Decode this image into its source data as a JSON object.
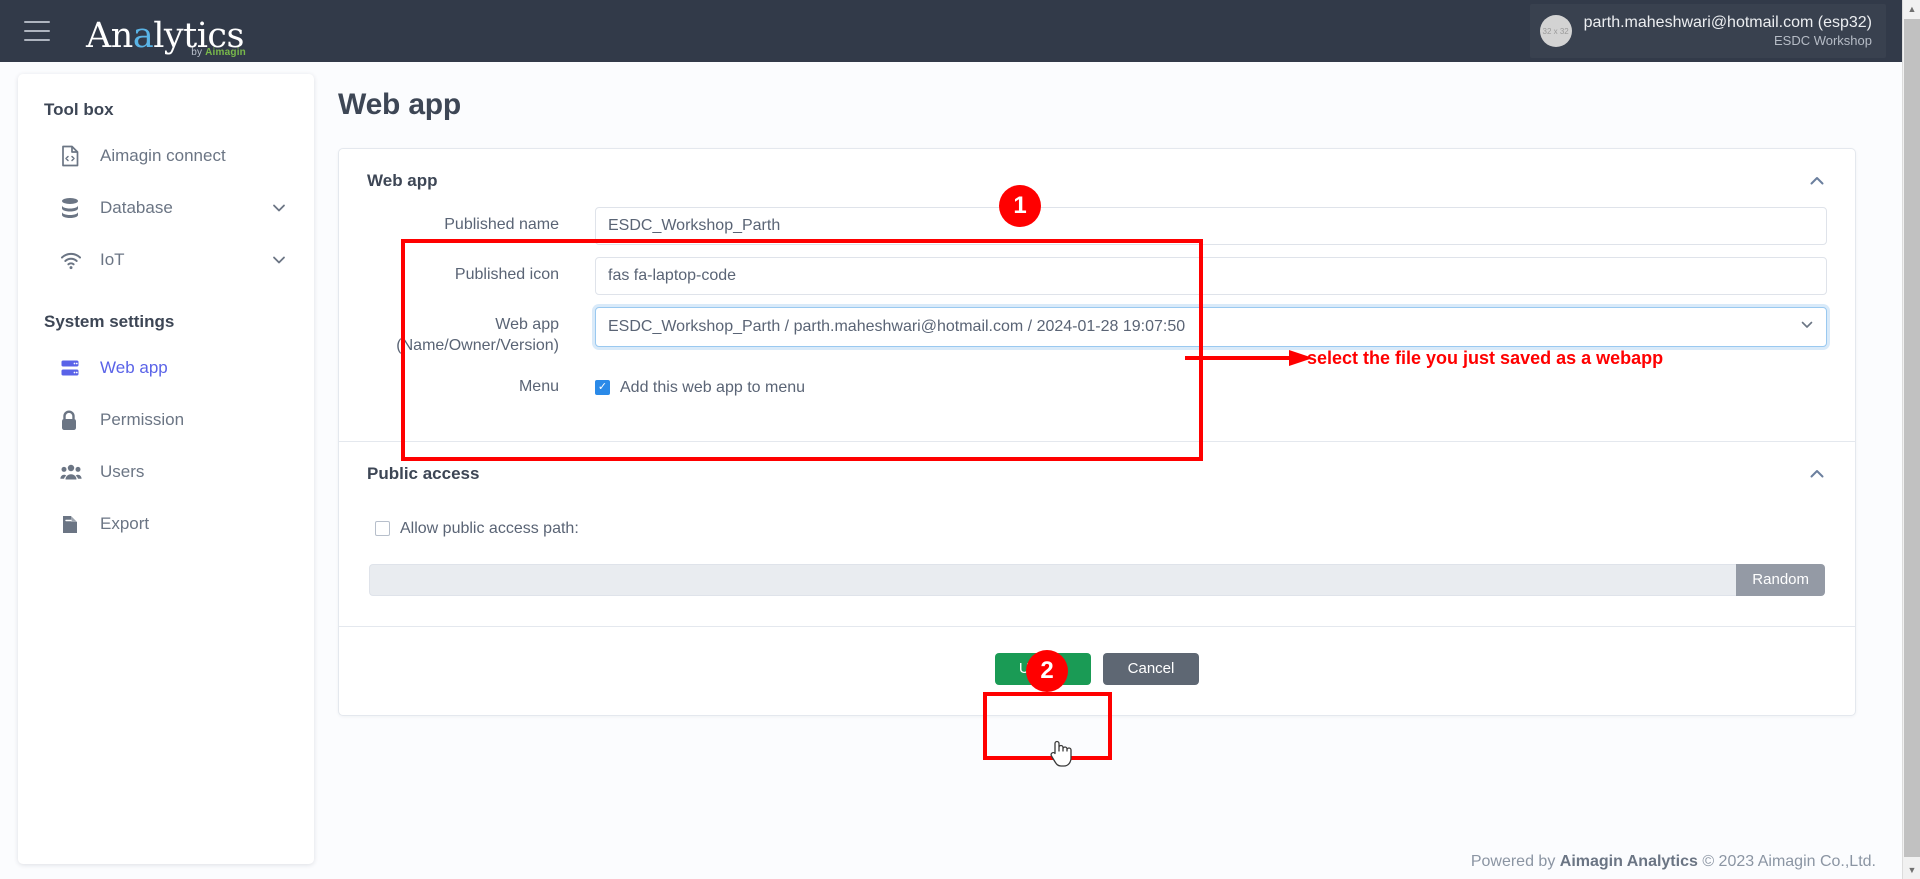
{
  "topbar": {
    "menu_icon": "hamburger-icon",
    "brand_prefix": "An",
    "brand_highlight": "a",
    "brand_suffix": "lytics",
    "brand_sub_by": "by ",
    "brand_sub_name": "Aimagin",
    "avatar_placeholder": "32 x 32",
    "user_email": "parth.maheshwari@hotmail.com (esp32)",
    "user_org": "ESDC Workshop"
  },
  "sidebar": {
    "groups": [
      {
        "title": "Tool box",
        "items": [
          {
            "label": "Aimagin connect",
            "icon": "file-code-icon",
            "active": false,
            "expandable": false
          },
          {
            "label": "Database",
            "icon": "database-icon",
            "active": false,
            "expandable": true
          },
          {
            "label": "IoT",
            "icon": "wifi-icon",
            "active": false,
            "expandable": true
          }
        ]
      },
      {
        "title": "System settings",
        "items": [
          {
            "label": "Web app",
            "icon": "server-icon",
            "active": true,
            "expandable": false
          },
          {
            "label": "Permission",
            "icon": "lock-icon",
            "active": false,
            "expandable": false
          },
          {
            "label": "Users",
            "icon": "users-icon",
            "active": false,
            "expandable": false
          },
          {
            "label": "Export",
            "icon": "export-file-icon",
            "active": false,
            "expandable": false
          }
        ]
      }
    ]
  },
  "page": {
    "title": "Web app"
  },
  "webapp_panel": {
    "title": "Web app",
    "collapse_icon": "chevron-up-icon",
    "fields": {
      "published_name_label": "Published name",
      "published_name_value": "ESDC_Workshop_Parth",
      "published_icon_label": "Published icon",
      "published_icon_value": "fas fa-laptop-code",
      "webapp_label_line1": "Web app",
      "webapp_label_line2": "(Name/Owner/Version)",
      "webapp_selected": "ESDC_Workshop_Parth / parth.maheshwari@hotmail.com / 2024-01-28 19:07:50",
      "menu_label": "Menu",
      "menu_checkbox_label": "Add this web app to menu",
      "menu_checkbox_checked": true
    }
  },
  "public_panel": {
    "title": "Public access",
    "collapse_icon": "chevron-up-icon",
    "allow_label": "Allow public access path:",
    "allow_checked": false,
    "path_value": "",
    "random_button": "Random"
  },
  "actions": {
    "update_label": "Update",
    "cancel_label": "Cancel"
  },
  "annotations": {
    "badge_one": "1",
    "badge_two": "2",
    "select_hint": "select the file you just saved as a webapp",
    "accent_color": "#ff0000"
  },
  "footer": {
    "prefix": "Powered by ",
    "brand": "Aimagin Analytics",
    "suffix": " © 2023 Aimagin Co.,Ltd."
  }
}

· · · ·

PROBLEM TO SOLVE>
Each line that has the word "true" should be copied.

FULL ANSWER>
            "expandable": true
            "expandable": true
            "active": true,
      "menu_checkbox_checked": true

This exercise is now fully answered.